Listed records:

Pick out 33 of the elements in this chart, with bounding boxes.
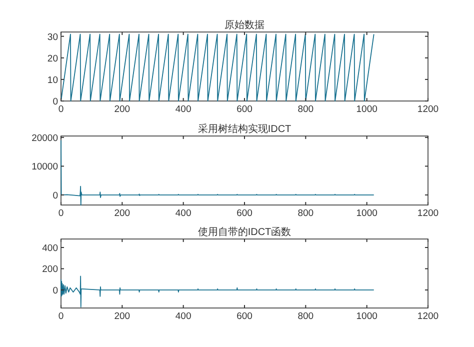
y-tick-label: 20	[47, 53, 58, 64]
y-tick-label: 10	[47, 74, 58, 86]
x-tick-label: 1000	[356, 104, 378, 115]
x-tick-label: 1200	[417, 208, 439, 219]
x-tick-label: 400	[175, 311, 192, 322]
x-tick-label: 200	[114, 208, 130, 219]
x-tick-label: 1200	[417, 311, 439, 322]
chart-title: 使用自带的IDCT函数	[198, 226, 292, 238]
y-tick-label: 200	[42, 264, 58, 276]
x-tick-label: 800	[298, 208, 314, 219]
y-tick-label: 20000	[32, 132, 58, 144]
x-tick-label: 600	[236, 311, 252, 322]
chart-title: 采用树结构实现IDCT	[198, 123, 292, 135]
y-tick-label: 0	[52, 285, 58, 296]
y-tick-label: 10000	[32, 162, 58, 173]
line-series	[60, 276, 374, 308]
x-tick-label: 800	[298, 311, 314, 322]
x-tick-label: 400	[175, 208, 192, 219]
y-tick-label: 400	[42, 242, 58, 254]
x-tick-label: 200	[114, 104, 130, 115]
chart-title: 原始数据	[224, 19, 264, 31]
x-tick-label: 1000	[356, 208, 378, 219]
y-tick-label: 30	[47, 32, 58, 43]
x-tick-label: 200	[114, 311, 130, 322]
x-tick-label: 1000	[356, 311, 378, 322]
x-tick-label: 600	[236, 208, 252, 219]
y-tick-label: 0	[52, 96, 58, 108]
x-tick-label: 1200	[417, 104, 439, 115]
y-tick-label: 0	[52, 190, 58, 202]
x-tick-label: 400	[175, 104, 192, 115]
x-tick-label: 600	[236, 104, 252, 115]
x-tick-label: 800	[298, 104, 314, 115]
line-series	[60, 140, 374, 206]
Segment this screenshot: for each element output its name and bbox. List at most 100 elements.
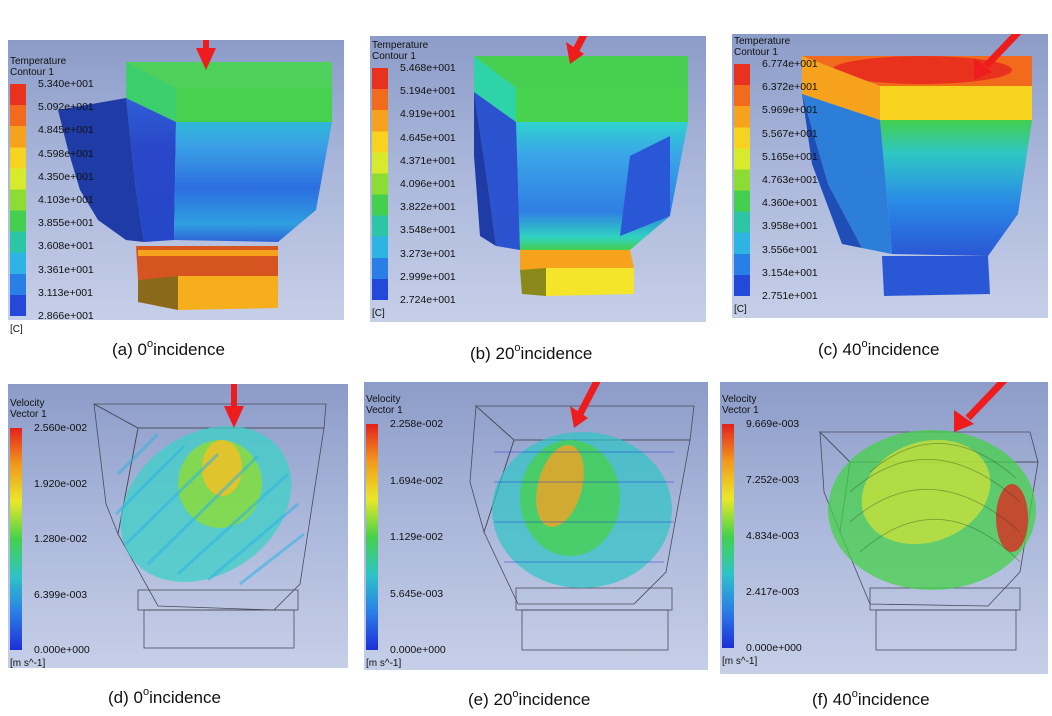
temperature-render-b xyxy=(474,56,688,296)
incidence-arrow-d xyxy=(224,384,244,428)
colorbar-a xyxy=(10,84,26,316)
legend-subtitle-c: Contour 1 xyxy=(734,47,778,58)
legend-tick-e: 1.129e-002 xyxy=(390,531,444,543)
legend-unit-e: [m s^-1] xyxy=(366,658,402,669)
legend-tick-f: 4.834e-003 xyxy=(746,530,800,542)
legend-subtitle-e: Vector 1 xyxy=(366,405,403,416)
legend-tick-b: 3.822e+001 xyxy=(400,201,456,214)
velocity-render-f xyxy=(819,430,1039,651)
legend-tick-d: 1.920e-002 xyxy=(34,477,88,490)
legend-unit-a: [C] xyxy=(10,324,23,335)
legend-tick-a: 3.608e+001 xyxy=(38,240,94,253)
panel-c-temperature-contour xyxy=(732,34,1048,318)
legend-tick-c: 3.958e+001 xyxy=(762,220,818,233)
caption-b: (b) 20oincidence xyxy=(470,342,593,363)
legend-tick-c: 3.556e+001 xyxy=(762,243,818,256)
legend-tick-a: 5.340e+001 xyxy=(38,78,94,90)
legend-tick-c: 4.763e+001 xyxy=(762,174,818,186)
legend-tick-a: 3.361e+001 xyxy=(38,263,94,276)
caption-f: (f) 40oincidence xyxy=(812,688,930,709)
legend-tick-c: 5.165e+001 xyxy=(762,150,818,163)
legend-unit-c: [C] xyxy=(734,304,747,315)
legend-tick-c: 2.751e+001 xyxy=(762,290,818,302)
legend-tick-b: 5.468e+001 xyxy=(400,62,456,74)
legend-tick-f: 7.252e-003 xyxy=(746,474,800,486)
temperature-render-a xyxy=(58,62,332,310)
legend-b: Temperature Contour 1 xyxy=(372,40,428,62)
legend-tick-d: 1.280e-002 xyxy=(34,533,88,545)
legend-tick-b: 3.273e+001 xyxy=(400,247,456,260)
legend-tick-a: 4.350e+001 xyxy=(38,170,94,183)
legend-tick-b: 4.371e+001 xyxy=(400,154,456,167)
incidence-arrow-c xyxy=(974,34,1022,80)
panel-f-velocity-vector xyxy=(720,382,1048,674)
legend-tick-b: 2.999e+001 xyxy=(400,270,456,283)
incidence-arrow-b xyxy=(566,36,588,64)
legend-tick-b: 4.919e+001 xyxy=(400,108,456,121)
legend-subtitle-f: Vector 1 xyxy=(722,405,759,416)
incidence-arrow-a xyxy=(196,40,216,70)
legend-tick-f: 9.669e-003 xyxy=(746,418,800,430)
legend-tick-e: 5.645e-003 xyxy=(390,587,444,600)
caption-c: (c) 40oincidence xyxy=(818,338,940,359)
legend-tick-e: 1.694e-002 xyxy=(390,474,444,487)
legend-title-c: Temperature xyxy=(734,36,791,47)
colorbar-b xyxy=(372,68,388,300)
legend-tick-a: 4.598e+001 xyxy=(38,147,94,160)
legend-tick-b: 2.724e+001 xyxy=(400,294,456,306)
legend-tick-a: 4.845e+001 xyxy=(38,124,94,137)
legend-c: Temperature Contour 1 xyxy=(734,36,790,58)
legend-f: Velocity Vector 1 xyxy=(722,394,759,416)
legend-tick-b: 4.645e+001 xyxy=(400,131,456,144)
legend-tick-c: 3.154e+001 xyxy=(762,266,818,279)
velocity-render-d xyxy=(93,403,327,649)
legend-tick-c: 4.360e+001 xyxy=(762,197,818,210)
legend-tick-e: 0.000e+000 xyxy=(390,644,446,656)
legend-tick-f: 2.417e-003 xyxy=(746,586,800,598)
colorbar-c xyxy=(734,64,750,296)
legend-unit-d: [m s^-1] xyxy=(10,658,46,669)
panel-b-temperature-contour xyxy=(370,36,706,322)
legend-tick-a: 5.092e+001 xyxy=(38,101,94,114)
legend-tick-d: 0.000e+000 xyxy=(34,644,90,656)
legend-tick-a: 3.113e+001 xyxy=(38,286,93,299)
caption-d: (d) 0oincidence xyxy=(108,686,221,707)
legend-tick-b: 3.548e+001 xyxy=(400,224,456,237)
panel-a-temperature-contour xyxy=(8,40,344,320)
legend-title-e: Velocity xyxy=(366,394,401,405)
legend-tick-c: 5.969e+001 xyxy=(762,104,818,117)
legend-tick-d: 6.399e-003 xyxy=(34,588,88,601)
caption-a: (a) 0oincidence xyxy=(112,338,225,359)
legend-tick-a: 4.103e+001 xyxy=(38,194,94,206)
legend-tick-c: 5.567e+001 xyxy=(762,127,818,140)
colorbar-d xyxy=(10,428,22,650)
legend-tick-c: 6.372e+001 xyxy=(762,81,818,94)
panel-e-velocity-vector xyxy=(364,382,708,670)
legend-title-f: Velocity xyxy=(722,394,757,405)
legend-subtitle-d: Vector 1 xyxy=(10,409,47,420)
legend-a: Temperature Contour 1 xyxy=(10,56,66,78)
legend-unit-f: [m s^-1] xyxy=(722,656,758,667)
legend-subtitle-b: Contour 1 xyxy=(372,51,416,62)
legend-title-b: Temperature xyxy=(372,40,429,51)
legend-tick-e: 2.258e-002 xyxy=(390,418,444,430)
legend-unit-b: [C] xyxy=(372,308,385,319)
legend-tick-d: 2.560e-002 xyxy=(34,422,88,434)
caption-e: (e) 20oincidence xyxy=(468,688,591,709)
legend-tick-a: 2.866e+001 xyxy=(38,310,94,322)
legend-e: Velocity Vector 1 xyxy=(366,394,403,416)
legend-tick-b: 5.194e+001 xyxy=(400,85,456,98)
incidence-arrow-e xyxy=(570,382,601,428)
incidence-arrow-f xyxy=(954,382,1008,432)
legend-tick-f: 0.000e+000 xyxy=(746,642,802,654)
legend-tick-b: 4.096e+001 xyxy=(400,178,456,190)
colorbar-f xyxy=(722,424,734,648)
velocity-render-e xyxy=(469,405,695,651)
panel-d-velocity-vector xyxy=(8,384,348,668)
colorbar-e xyxy=(366,424,378,650)
legend-title-d: Velocity xyxy=(10,398,45,409)
legend-title-a: Temperature xyxy=(10,56,67,67)
legend-d: Velocity Vector 1 xyxy=(10,398,47,420)
legend-tick-a: 3.855e+001 xyxy=(38,217,94,230)
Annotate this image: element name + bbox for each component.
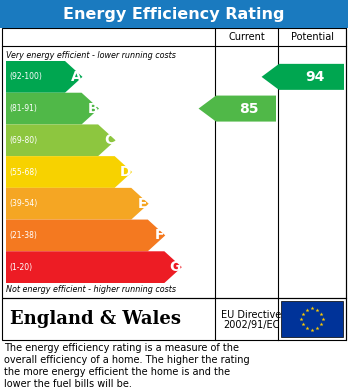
Text: C: C (104, 133, 114, 147)
Polygon shape (6, 93, 99, 124)
Text: D: D (120, 165, 131, 179)
Polygon shape (262, 64, 344, 90)
Text: Very energy efficient - lower running costs: Very energy efficient - lower running co… (6, 50, 176, 59)
Bar (0, 0, 348, 28)
Polygon shape (199, 95, 276, 122)
Text: Not energy efficient - higher running costs: Not energy efficient - higher running co… (6, 285, 176, 294)
Text: Current: Current (228, 32, 265, 42)
Polygon shape (6, 220, 165, 251)
Text: the more energy efficient the home is and the: the more energy efficient the home is an… (4, 367, 230, 377)
Text: B: B (87, 102, 98, 116)
Text: Potential: Potential (291, 32, 333, 42)
Text: A: A (71, 70, 81, 84)
Text: (1-20): (1-20) (9, 263, 32, 272)
Text: Energy Efficiency Rating: Energy Efficiency Rating (63, 7, 285, 22)
Text: overall efficiency of a home. The higher the rating: overall efficiency of a home. The higher… (4, 355, 250, 365)
Text: G: G (169, 260, 181, 274)
Text: (92-100): (92-100) (9, 72, 42, 81)
Text: 2002/91/EC: 2002/91/EC (223, 320, 280, 330)
Polygon shape (6, 61, 82, 93)
Bar (2, 298, 346, 340)
Text: F: F (155, 228, 164, 242)
Text: (21-38): (21-38) (9, 231, 37, 240)
Bar (2, 298, 346, 340)
Bar (2, 28, 346, 298)
Text: 94: 94 (305, 70, 324, 84)
Text: E: E (138, 197, 148, 211)
Polygon shape (6, 188, 149, 220)
Text: The energy efficiency rating is a measure of the: The energy efficiency rating is a measur… (4, 343, 239, 353)
Text: (55-68): (55-68) (9, 167, 37, 176)
Polygon shape (6, 156, 132, 188)
Bar (281, 301, 343, 337)
Text: (39-54): (39-54) (9, 199, 37, 208)
Polygon shape (6, 124, 116, 156)
Text: (69-80): (69-80) (9, 136, 37, 145)
Text: lower the fuel bills will be.: lower the fuel bills will be. (4, 379, 132, 389)
Text: 85: 85 (239, 102, 259, 116)
Text: EU Directive: EU Directive (221, 310, 282, 320)
Text: (81-91): (81-91) (9, 104, 37, 113)
Text: England & Wales: England & Wales (10, 310, 181, 328)
Polygon shape (6, 251, 182, 283)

Given exercise: Copy out exactly the lines from the one with "Text: C: C (104, 133, 114, 147)" through the one with "Polygon shape (6, 220, 165, 251)", both of those included.

In response:
Text: C: C (104, 133, 114, 147)
Polygon shape (6, 93, 99, 124)
Text: D: D (120, 165, 131, 179)
Polygon shape (262, 64, 344, 90)
Text: Very energy efficient - lower running costs: Very energy efficient - lower running co… (6, 50, 176, 59)
Bar (0, 0, 348, 28)
Polygon shape (199, 95, 276, 122)
Text: Not energy efficient - higher running costs: Not energy efficient - higher running co… (6, 285, 176, 294)
Text: Current: Current (228, 32, 265, 42)
Polygon shape (6, 220, 165, 251)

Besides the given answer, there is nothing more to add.